Stored data
=-=-=-=-=
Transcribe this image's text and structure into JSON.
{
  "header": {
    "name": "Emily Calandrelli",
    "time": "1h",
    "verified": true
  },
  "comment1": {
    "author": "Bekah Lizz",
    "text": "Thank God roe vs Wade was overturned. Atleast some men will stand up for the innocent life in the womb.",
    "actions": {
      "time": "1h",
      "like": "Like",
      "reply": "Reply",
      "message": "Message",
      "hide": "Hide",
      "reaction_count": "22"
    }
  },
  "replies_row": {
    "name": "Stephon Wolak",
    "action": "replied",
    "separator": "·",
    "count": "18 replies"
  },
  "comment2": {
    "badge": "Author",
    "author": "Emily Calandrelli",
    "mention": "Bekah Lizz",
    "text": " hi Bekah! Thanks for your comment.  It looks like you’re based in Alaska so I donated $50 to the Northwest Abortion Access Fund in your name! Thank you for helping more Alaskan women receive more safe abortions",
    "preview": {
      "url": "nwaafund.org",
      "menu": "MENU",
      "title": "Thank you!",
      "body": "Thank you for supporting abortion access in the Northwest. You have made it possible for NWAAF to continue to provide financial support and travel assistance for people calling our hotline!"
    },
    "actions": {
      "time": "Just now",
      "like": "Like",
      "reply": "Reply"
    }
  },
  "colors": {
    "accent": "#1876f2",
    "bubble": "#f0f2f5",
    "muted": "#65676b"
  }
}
=-=-=-=-=
Work to be completed: Would you reproduce the material above in full, exactly as given?

Answer below:
Transcribe this image's text and structure into JSON.
{
  "header": {
    "name": "Emily Calandrelli",
    "time": "1h",
    "verified": true
  },
  "comment1": {
    "author": "Bekah Lizz",
    "text": "Thank God roe vs Wade was overturned. Atleast some men will stand up for the innocent life in the womb.",
    "actions": {
      "time": "1h",
      "like": "Like",
      "reply": "Reply",
      "message": "Message",
      "hide": "Hide",
      "reaction_count": "22"
    }
  },
  "replies_row": {
    "name": "Stephon Wolak",
    "action": "replied",
    "separator": "·",
    "count": "18 replies"
  },
  "comment2": {
    "badge": "Author",
    "author": "Emily Calandrelli",
    "mention": "Bekah Lizz",
    "text": " hi Bekah! Thanks for your comment.  It looks like you’re based in Alaska so I donated $50 to the Northwest Abortion Access Fund in your name! Thank you for helping more Alaskan women receive more safe abortions",
    "preview": {
      "url": "nwaafund.org",
      "menu": "MENU",
      "title": "Thank you!",
      "body": "Thank you for supporting abortion access in the Northwest. You have made it possible for NWAAF to continue to provide financial support and travel assistance for people calling our hotline!"
    },
    "actions": {
      "time": "Just now",
      "like": "Like",
      "reply": "Reply"
    }
  },
  "colors": {
    "accent": "#1876f2",
    "bubble": "#f0f2f5",
    "muted": "#65676b"
  }
}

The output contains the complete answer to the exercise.